GIVEN REQUEST -
Omit every picture and output the rest of the records exactly as they are.

DATA SECTION -
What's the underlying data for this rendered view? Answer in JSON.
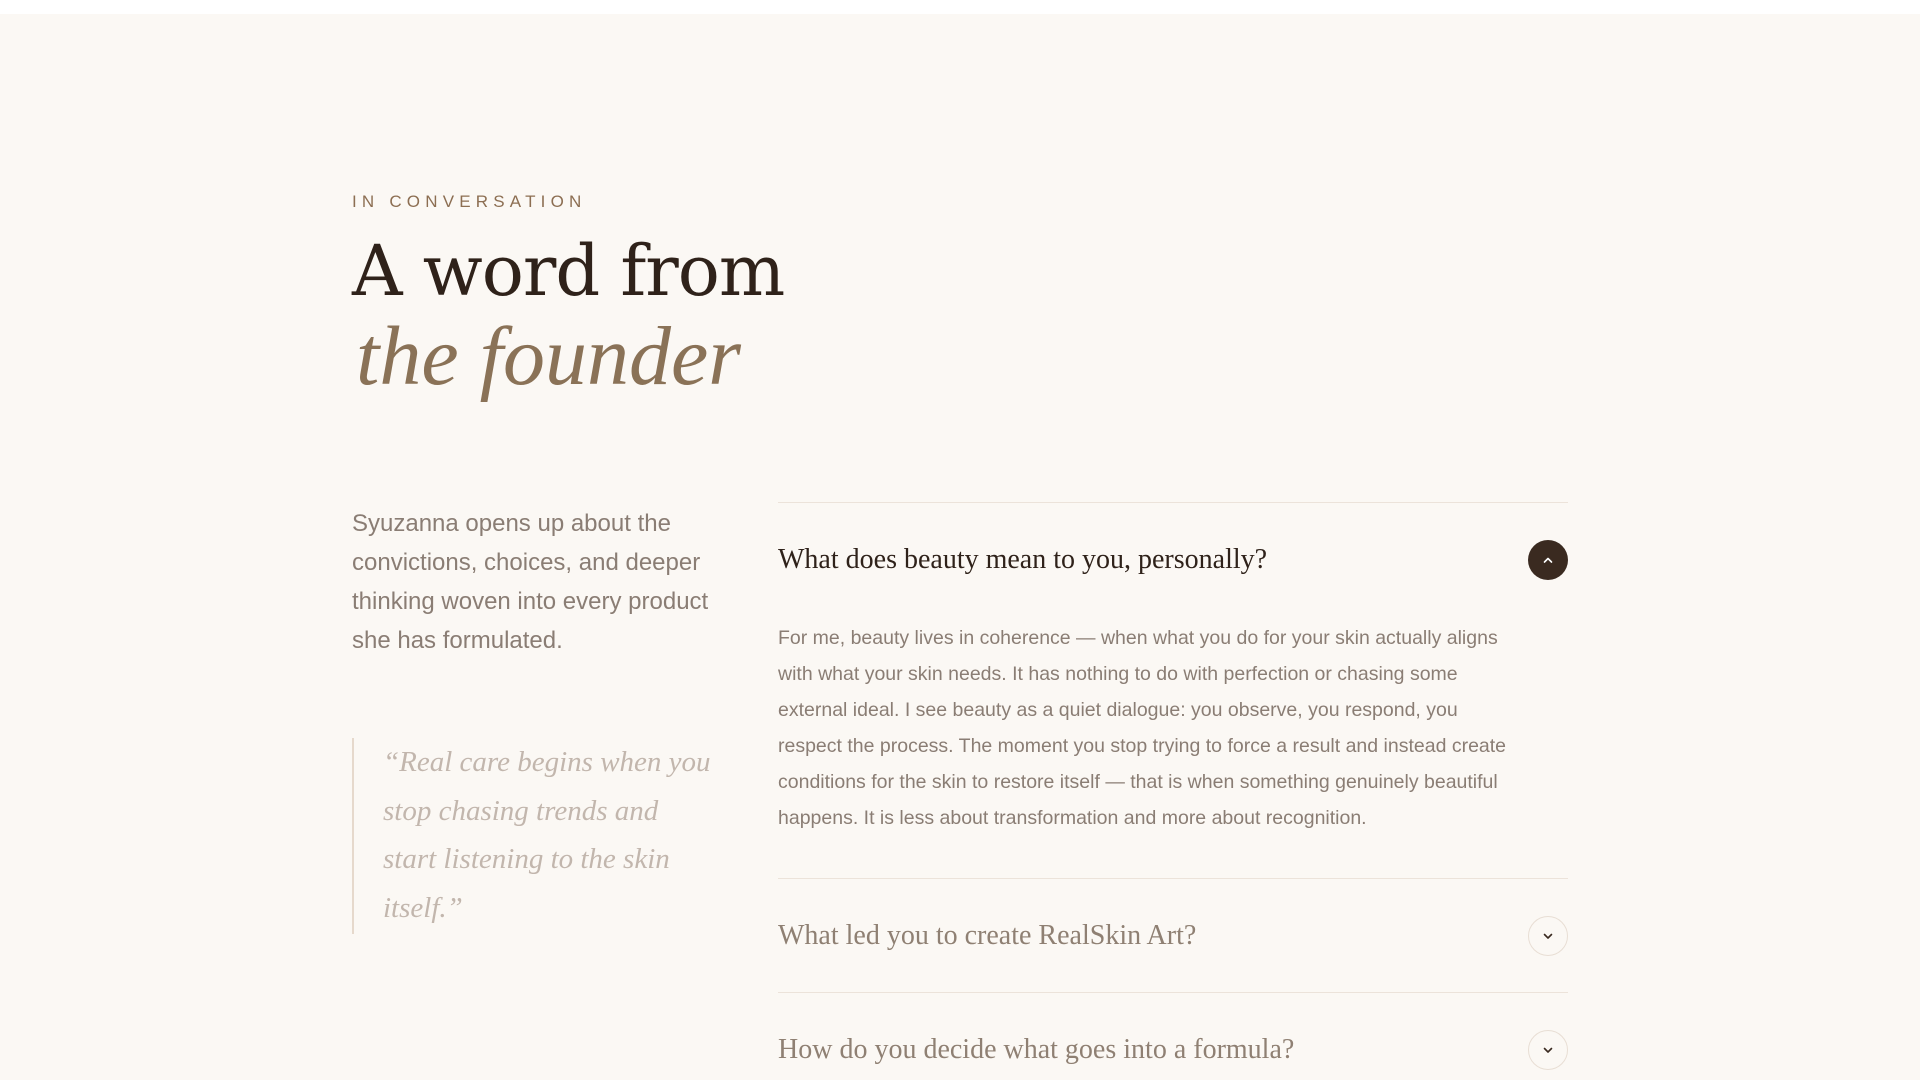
{
  "header": {
    "eyebrow": "IN CONVERSATION",
    "title_line1": "A word from",
    "title_line2": "the founder"
  },
  "intro": {
    "text": "Syuzanna opens up about the convictions, choices, and deeper thinking woven into every product she has formulated."
  },
  "quote": {
    "text": "“Real care begins when you stop chasing trends and start listening to the skin itself.”"
  },
  "faq": {
    "items": [
      {
        "question": "What does beauty mean to you, personally?",
        "answer": "For me, beauty lives in coherence — when what you do for your skin actually aligns with what your skin needs. It has nothing to do with perfection or chasing some external ideal. I see beauty as a quiet dialogue: you observe, you respond, you respect the process. The moment you stop trying to force a result and instead create conditions for the skin to restore itself — that is when something genuinely beautiful happens. It is less about transformation and more about recognition.",
        "expanded": true,
        "icon": "chevron-up-icon"
      },
      {
        "question": "What led you to create RealSkin Art?",
        "expanded": false,
        "icon": "chevron-down-icon"
      },
      {
        "question": "How do you decide what goes into a formula?",
        "expanded": false,
        "icon": "chevron-down-icon"
      }
    ]
  },
  "colors": {
    "background": "#fbf8f4",
    "heading": "#2f221a",
    "accent": "#8a7257",
    "eyebrow": "#8c6e52",
    "body_text": "#8a7d74",
    "quote_text": "#c2b6ad",
    "toggle_active": "#3a2a20"
  }
}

RESULT OF THIS TASK -
What's the underlying data for this rendered view? Answer in JSON.
{
  "header": {
    "eyebrow": "IN CONVERSATION",
    "title_line1": "A word from",
    "title_line2": "the founder"
  },
  "intro": {
    "text": "Syuzanna opens up about the convictions, choices, and deeper thinking woven into every product she has formulated."
  },
  "quote": {
    "text": "“Real care begins when you stop chasing trends and start listening to the skin itself.”"
  },
  "faq": {
    "items": [
      {
        "question": "What does beauty mean to you, personally?",
        "answer": "For me, beauty lives in coherence — when what you do for your skin actually aligns with what your skin needs. It has nothing to do with perfection or chasing some external ideal. I see beauty as a quiet dialogue: you observe, you respond, you respect the process. The moment you stop trying to force a result and instead create conditions for the skin to restore itself — that is when something genuinely beautiful happens. It is less about transformation and more about recognition.",
        "expanded": true,
        "icon": "chevron-up-icon"
      },
      {
        "question": "What led you to create RealSkin Art?",
        "expanded": false,
        "icon": "chevron-down-icon"
      },
      {
        "question": "How do you decide what goes into a formula?",
        "expanded": false,
        "icon": "chevron-down-icon"
      }
    ]
  },
  "colors": {
    "background": "#fbf8f4",
    "heading": "#2f221a",
    "accent": "#8a7257",
    "eyebrow": "#8c6e52",
    "body_text": "#8a7d74",
    "quote_text": "#c2b6ad",
    "toggle_active": "#3a2a20"
  }
}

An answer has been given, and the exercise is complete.